Extract, from the listing that follows, each line containing the word "Korea".

[Figure contents as structured data]
++++++++++++++++++++

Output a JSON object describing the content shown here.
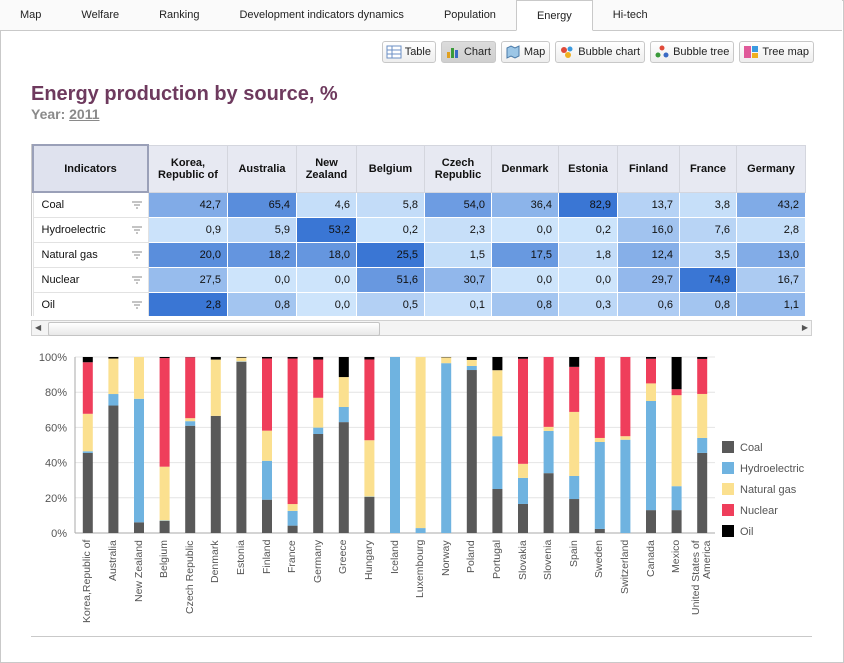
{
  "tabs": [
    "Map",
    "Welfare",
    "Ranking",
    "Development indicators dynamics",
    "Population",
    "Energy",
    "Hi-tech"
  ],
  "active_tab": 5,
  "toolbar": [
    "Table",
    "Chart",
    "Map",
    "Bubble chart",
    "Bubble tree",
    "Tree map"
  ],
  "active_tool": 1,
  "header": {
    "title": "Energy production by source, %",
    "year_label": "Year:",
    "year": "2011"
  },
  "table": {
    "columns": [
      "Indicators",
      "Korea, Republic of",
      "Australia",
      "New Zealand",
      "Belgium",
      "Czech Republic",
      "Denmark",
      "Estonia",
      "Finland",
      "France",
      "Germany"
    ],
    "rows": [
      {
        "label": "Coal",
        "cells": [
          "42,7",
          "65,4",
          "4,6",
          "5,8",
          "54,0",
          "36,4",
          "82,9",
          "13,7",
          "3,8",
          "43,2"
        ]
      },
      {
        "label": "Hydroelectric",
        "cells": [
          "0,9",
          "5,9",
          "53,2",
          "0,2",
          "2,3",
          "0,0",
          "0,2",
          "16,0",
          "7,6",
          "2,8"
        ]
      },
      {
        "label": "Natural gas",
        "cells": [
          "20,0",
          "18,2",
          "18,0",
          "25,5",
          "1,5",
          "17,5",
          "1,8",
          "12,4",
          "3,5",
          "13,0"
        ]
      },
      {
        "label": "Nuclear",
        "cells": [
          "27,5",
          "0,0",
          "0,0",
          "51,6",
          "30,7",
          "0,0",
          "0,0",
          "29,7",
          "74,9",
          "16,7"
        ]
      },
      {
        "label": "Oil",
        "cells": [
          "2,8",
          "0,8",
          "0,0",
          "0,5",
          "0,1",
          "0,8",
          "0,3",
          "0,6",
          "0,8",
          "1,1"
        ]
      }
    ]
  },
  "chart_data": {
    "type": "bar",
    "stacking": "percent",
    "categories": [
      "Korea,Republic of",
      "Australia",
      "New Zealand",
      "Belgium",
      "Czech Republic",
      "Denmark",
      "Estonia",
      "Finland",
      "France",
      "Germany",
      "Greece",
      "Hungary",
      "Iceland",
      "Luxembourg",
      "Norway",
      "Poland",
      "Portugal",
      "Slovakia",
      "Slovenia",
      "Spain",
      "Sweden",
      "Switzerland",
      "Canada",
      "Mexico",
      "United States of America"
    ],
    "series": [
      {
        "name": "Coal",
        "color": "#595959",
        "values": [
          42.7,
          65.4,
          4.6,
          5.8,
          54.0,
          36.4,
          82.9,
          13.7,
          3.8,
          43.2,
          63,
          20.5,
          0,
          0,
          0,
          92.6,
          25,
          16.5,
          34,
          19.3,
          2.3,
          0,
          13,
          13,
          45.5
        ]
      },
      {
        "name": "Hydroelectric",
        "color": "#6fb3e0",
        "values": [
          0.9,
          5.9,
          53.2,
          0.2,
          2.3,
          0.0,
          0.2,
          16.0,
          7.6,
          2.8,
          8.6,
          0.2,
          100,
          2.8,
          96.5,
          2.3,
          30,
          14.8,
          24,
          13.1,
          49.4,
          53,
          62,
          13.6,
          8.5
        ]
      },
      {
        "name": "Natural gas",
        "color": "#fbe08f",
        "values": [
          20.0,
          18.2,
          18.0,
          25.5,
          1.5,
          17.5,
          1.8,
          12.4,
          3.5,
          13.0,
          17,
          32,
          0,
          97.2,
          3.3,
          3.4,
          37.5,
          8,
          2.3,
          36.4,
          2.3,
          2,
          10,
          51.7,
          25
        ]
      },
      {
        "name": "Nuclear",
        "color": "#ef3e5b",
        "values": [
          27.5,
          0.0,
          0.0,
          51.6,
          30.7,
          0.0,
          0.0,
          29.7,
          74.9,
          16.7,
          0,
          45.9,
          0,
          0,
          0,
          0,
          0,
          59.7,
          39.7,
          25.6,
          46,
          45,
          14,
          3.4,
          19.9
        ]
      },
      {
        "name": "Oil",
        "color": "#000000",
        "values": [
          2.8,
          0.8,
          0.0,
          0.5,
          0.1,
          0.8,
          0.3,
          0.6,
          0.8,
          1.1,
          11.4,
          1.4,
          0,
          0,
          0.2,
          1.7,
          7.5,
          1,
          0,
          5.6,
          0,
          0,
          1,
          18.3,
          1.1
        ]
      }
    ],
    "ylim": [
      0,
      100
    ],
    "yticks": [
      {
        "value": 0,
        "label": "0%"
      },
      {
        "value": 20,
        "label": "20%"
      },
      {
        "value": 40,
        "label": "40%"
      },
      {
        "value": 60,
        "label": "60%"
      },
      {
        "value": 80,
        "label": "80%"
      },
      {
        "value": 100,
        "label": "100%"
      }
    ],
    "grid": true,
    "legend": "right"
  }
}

++++++++++++++++++++

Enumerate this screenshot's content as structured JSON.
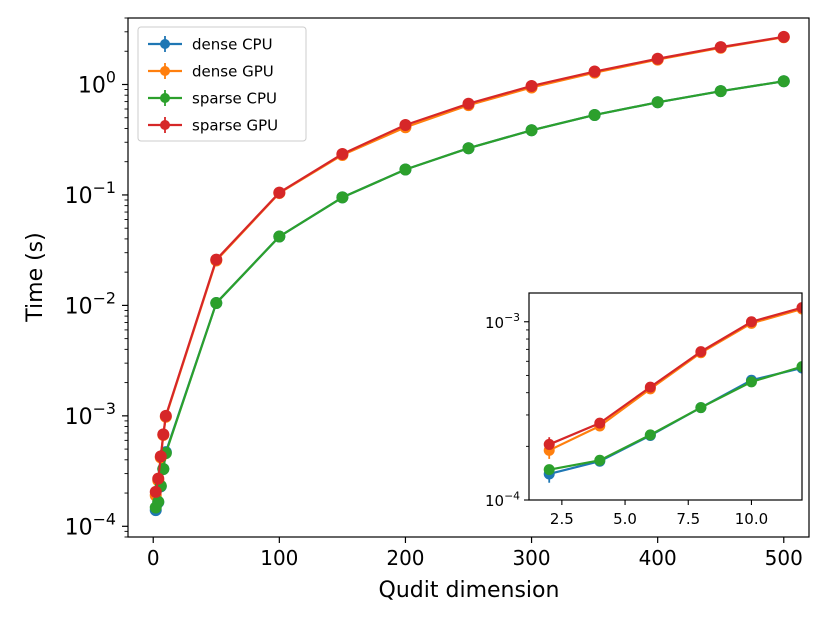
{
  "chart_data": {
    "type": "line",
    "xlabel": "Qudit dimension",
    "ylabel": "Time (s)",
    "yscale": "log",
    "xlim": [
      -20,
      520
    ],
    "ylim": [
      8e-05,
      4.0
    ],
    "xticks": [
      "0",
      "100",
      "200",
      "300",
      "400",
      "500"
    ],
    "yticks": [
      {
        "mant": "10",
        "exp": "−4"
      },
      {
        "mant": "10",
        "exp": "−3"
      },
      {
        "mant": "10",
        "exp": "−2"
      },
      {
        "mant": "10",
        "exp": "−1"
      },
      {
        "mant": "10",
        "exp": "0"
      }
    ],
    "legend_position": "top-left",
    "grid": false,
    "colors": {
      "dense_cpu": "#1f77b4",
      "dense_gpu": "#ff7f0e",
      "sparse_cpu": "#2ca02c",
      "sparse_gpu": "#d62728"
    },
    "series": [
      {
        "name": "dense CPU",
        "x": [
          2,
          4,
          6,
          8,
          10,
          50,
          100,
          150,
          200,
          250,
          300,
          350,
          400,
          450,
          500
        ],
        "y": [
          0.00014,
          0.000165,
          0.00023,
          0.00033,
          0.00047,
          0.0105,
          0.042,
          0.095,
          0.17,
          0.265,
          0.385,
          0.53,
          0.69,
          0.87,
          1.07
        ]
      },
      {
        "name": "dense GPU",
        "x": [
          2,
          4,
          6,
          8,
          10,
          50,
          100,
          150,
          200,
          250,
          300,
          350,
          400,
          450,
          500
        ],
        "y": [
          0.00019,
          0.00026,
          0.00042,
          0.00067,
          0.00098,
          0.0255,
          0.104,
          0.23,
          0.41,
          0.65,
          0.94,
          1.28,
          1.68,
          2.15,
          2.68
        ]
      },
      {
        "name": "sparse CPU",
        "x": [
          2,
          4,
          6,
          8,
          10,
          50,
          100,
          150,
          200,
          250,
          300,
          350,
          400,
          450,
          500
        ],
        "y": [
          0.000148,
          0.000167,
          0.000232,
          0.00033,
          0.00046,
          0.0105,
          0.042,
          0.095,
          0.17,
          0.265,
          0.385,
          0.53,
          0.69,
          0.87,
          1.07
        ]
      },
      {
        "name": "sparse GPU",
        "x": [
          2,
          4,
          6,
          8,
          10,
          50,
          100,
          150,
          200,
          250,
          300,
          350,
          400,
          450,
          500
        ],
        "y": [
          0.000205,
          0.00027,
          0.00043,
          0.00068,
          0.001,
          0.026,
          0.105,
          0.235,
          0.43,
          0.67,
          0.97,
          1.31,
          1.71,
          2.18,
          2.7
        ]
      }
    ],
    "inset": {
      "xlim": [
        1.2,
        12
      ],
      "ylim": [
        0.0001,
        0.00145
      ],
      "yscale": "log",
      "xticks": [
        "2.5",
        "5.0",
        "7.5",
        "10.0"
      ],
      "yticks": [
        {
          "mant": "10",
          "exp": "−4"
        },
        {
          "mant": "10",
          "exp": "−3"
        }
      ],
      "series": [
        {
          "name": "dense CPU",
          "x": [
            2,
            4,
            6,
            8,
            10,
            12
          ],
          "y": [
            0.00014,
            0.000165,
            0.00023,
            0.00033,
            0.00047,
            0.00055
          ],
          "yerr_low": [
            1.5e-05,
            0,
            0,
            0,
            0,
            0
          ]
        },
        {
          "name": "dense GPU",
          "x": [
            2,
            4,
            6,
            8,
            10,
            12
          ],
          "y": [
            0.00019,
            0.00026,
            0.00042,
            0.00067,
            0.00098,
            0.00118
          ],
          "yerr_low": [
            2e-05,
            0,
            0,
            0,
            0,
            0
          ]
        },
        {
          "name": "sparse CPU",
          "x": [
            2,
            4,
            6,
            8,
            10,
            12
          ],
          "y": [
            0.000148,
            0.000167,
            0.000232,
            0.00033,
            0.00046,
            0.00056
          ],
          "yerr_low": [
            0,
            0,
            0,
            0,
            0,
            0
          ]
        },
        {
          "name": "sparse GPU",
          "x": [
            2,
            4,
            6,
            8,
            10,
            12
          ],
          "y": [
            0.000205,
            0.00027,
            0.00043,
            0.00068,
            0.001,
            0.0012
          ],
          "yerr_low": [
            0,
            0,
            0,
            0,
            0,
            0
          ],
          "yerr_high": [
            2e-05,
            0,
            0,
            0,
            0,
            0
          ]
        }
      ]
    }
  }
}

++++++++++++++++++++

▶ [Exercise result]
      "Korea, Republic of",
      "Korea,Republic of",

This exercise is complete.